▸ Supplied data:
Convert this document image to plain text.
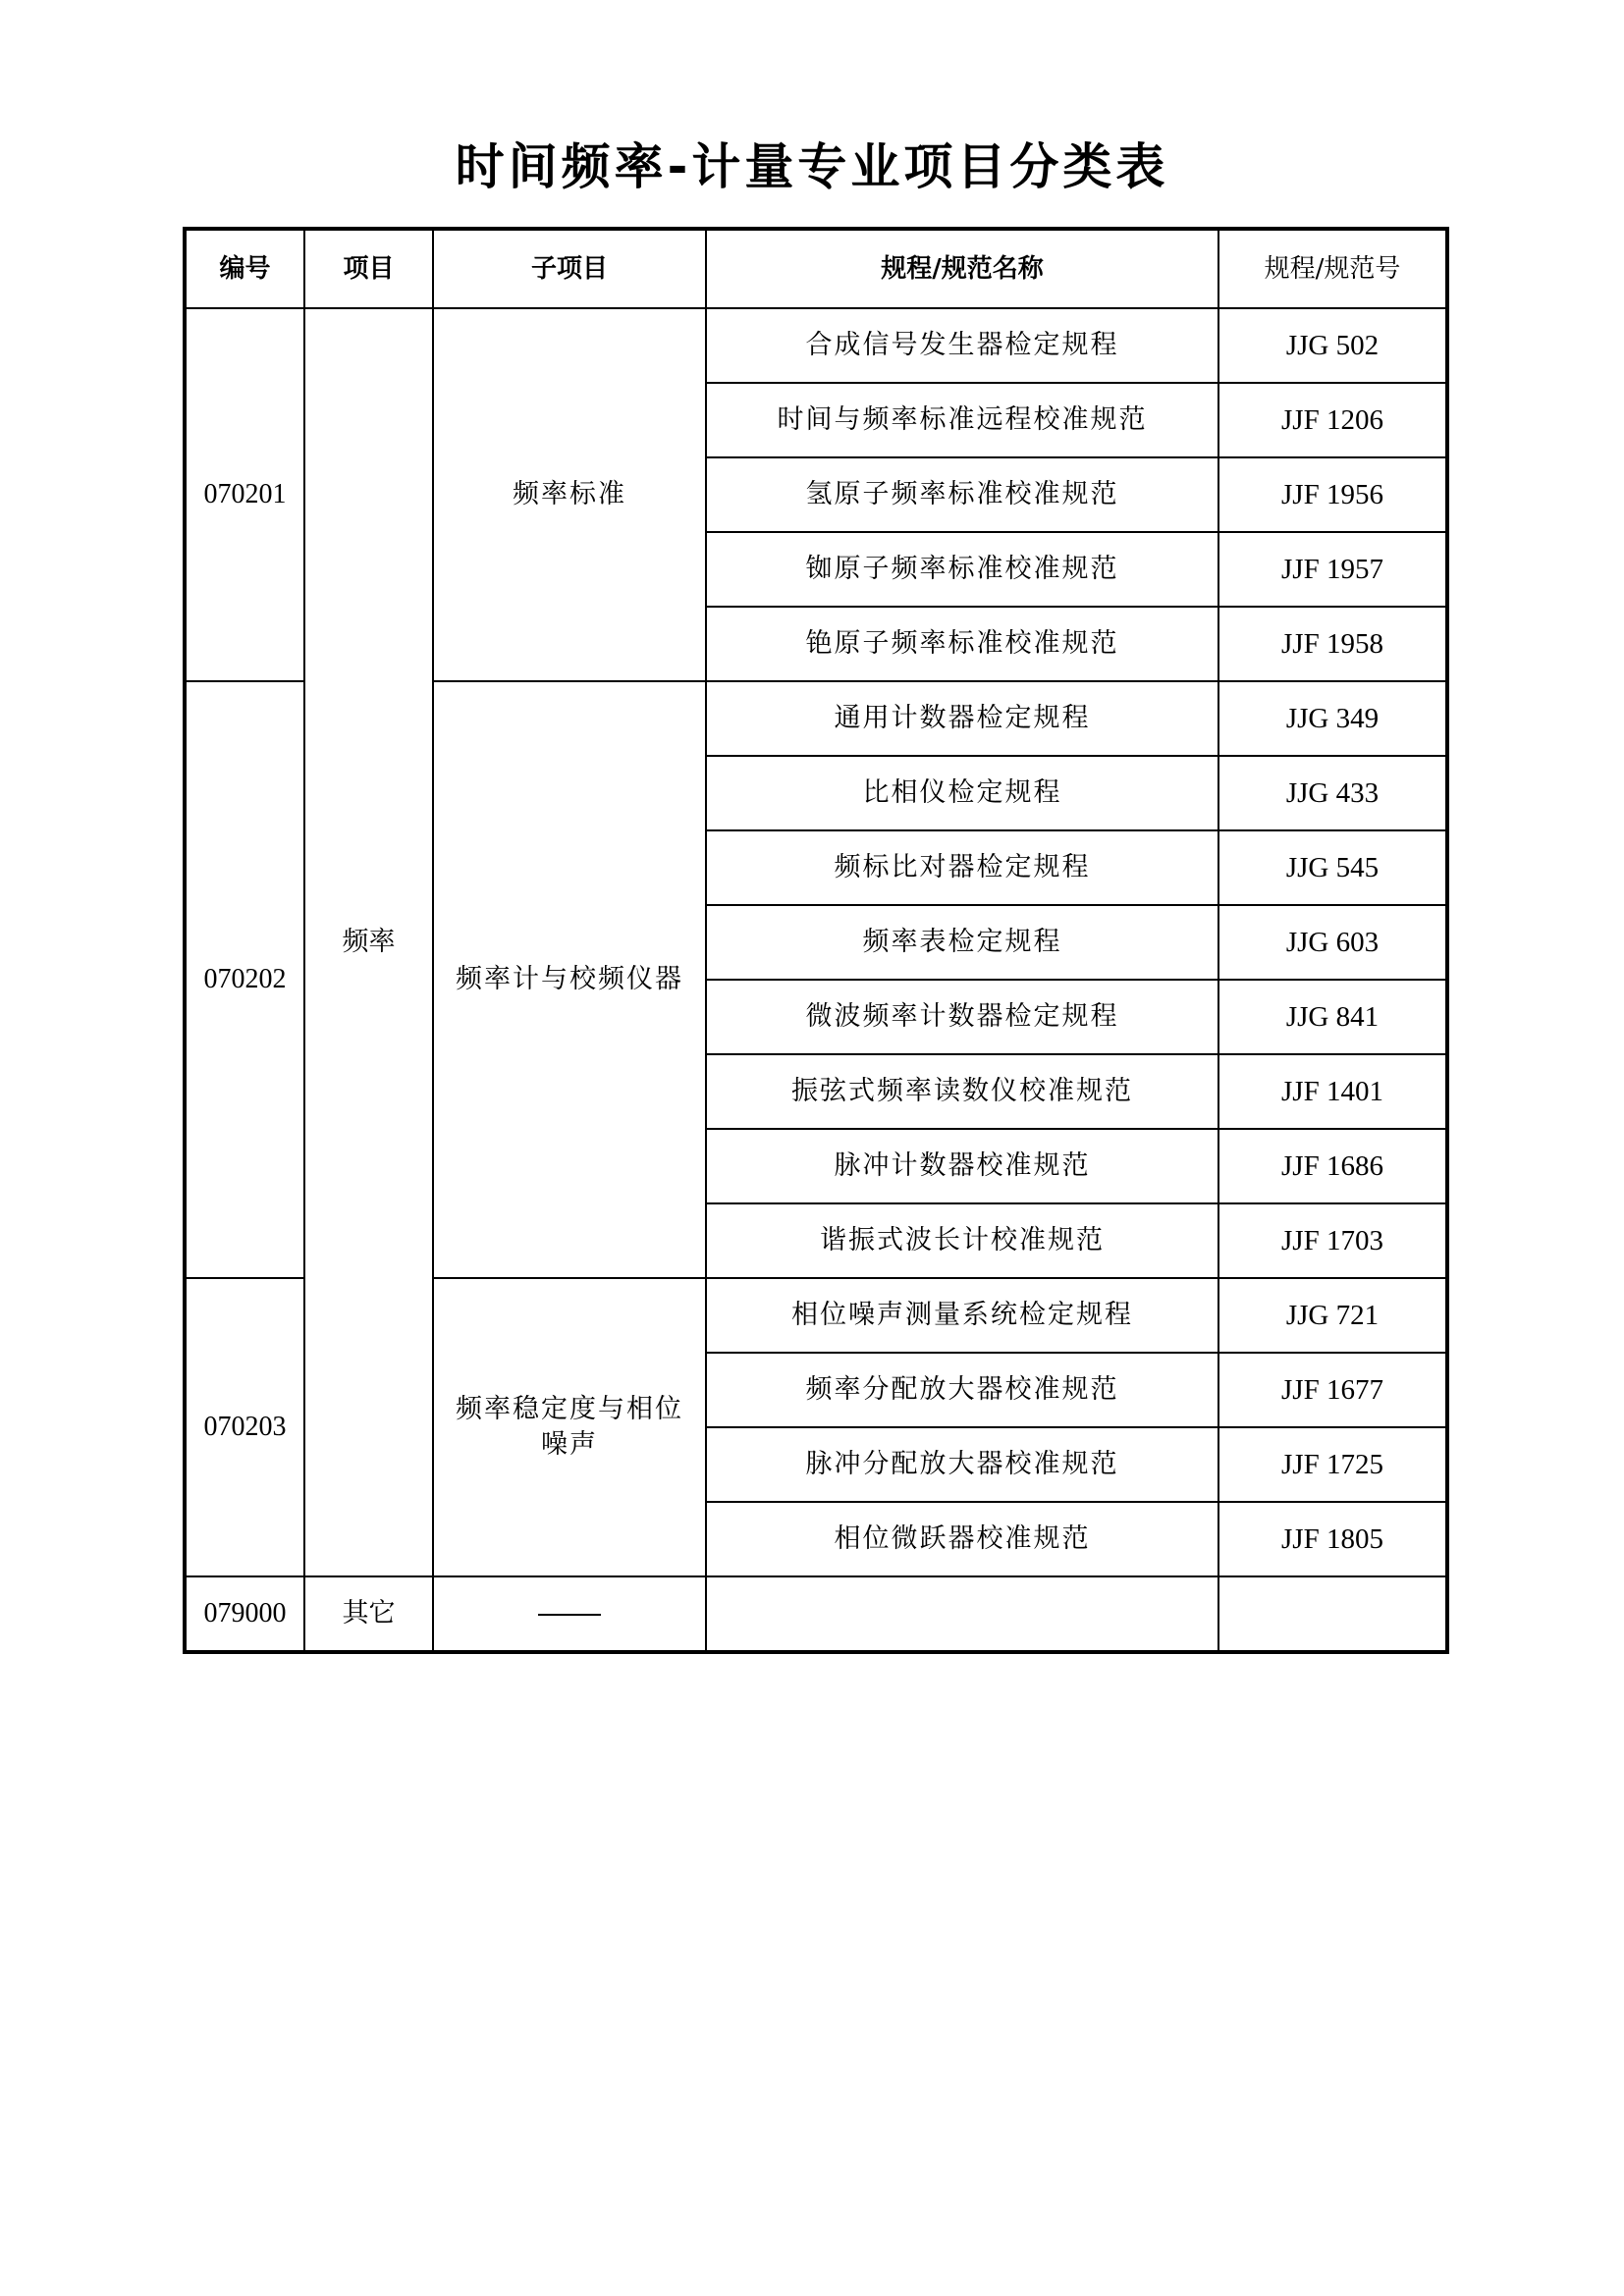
时间频率-计量专业项目分类表
编号	项目	子项目	规程/规范名称	规程/规范号
070201	频率	频率标准	合成信号发生器检定规程	JJG 502
			时间与频率标准远程校准规范	JJF 1206
			氢原子频率标准校准规范	JJF 1956
			铷原子频率标准校准规范	JJF 1957
			铯原子频率标准校准规范	JJF 1958
070202		频率计与校频仪器	通用计数器检定规程	JJG 349
			比相仪检定规程	JJG 433
			频标比对器检定规程	JJG 545
			频率表检定规程	JJG 603
			微波频率计数器检定规程	JJG 841
			振弦式频率读数仪校准规范	JJF 1401
			脉冲计数器校准规范	JJF 1686
			谐振式波长计校准规范	JJF 1703
070203		频率稳定度与相位噪声	相位噪声测量系统检定规程	JJG 721
			频率分配放大器校准规范	JJF 1677
			脉冲分配放大器校准规范	JJF 1725
			相位微跃器校准规范	JJF 1805
079000	其它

▸ Work instructions: Please set down each line of the data above exactly as written, without the pictures.

▸ Result of the task:
Convert this document image to plain text.
时间频率-计量专业项目分类表
编号	项目	子项目	规程/规范名称	规程/规范号
070201	频率	频率标准	合成信号发生器检定规程	JJG 502
			时间与频率标准远程校准规范	JJF 1206
			氢原子频率标准校准规范	JJF 1956
			铷原子频率标准校准规范	JJF 1957
			铯原子频率标准校准规范	JJF 1958
070202		频率计与校频仪器	通用计数器检定规程	JJG 349
			比相仪检定规程	JJG 433
			频标比对器检定规程	JJG 545
			频率表检定规程	JJG 603
			微波频率计数器检定规程	JJG 841
			振弦式频率读数仪校准规范	JJF 1401
			脉冲计数器校准规范	JJF 1686
			谐振式波长计校准规范	JJF 1703
070203		频率稳定度与相位噪声	相位噪声测量系统检定规程	JJG 721
			频率分配放大器校准规范	JJF 1677
			脉冲分配放大器校准规范	JJF 1725
			相位微跃器校准规范	JJF 1805
079000	其它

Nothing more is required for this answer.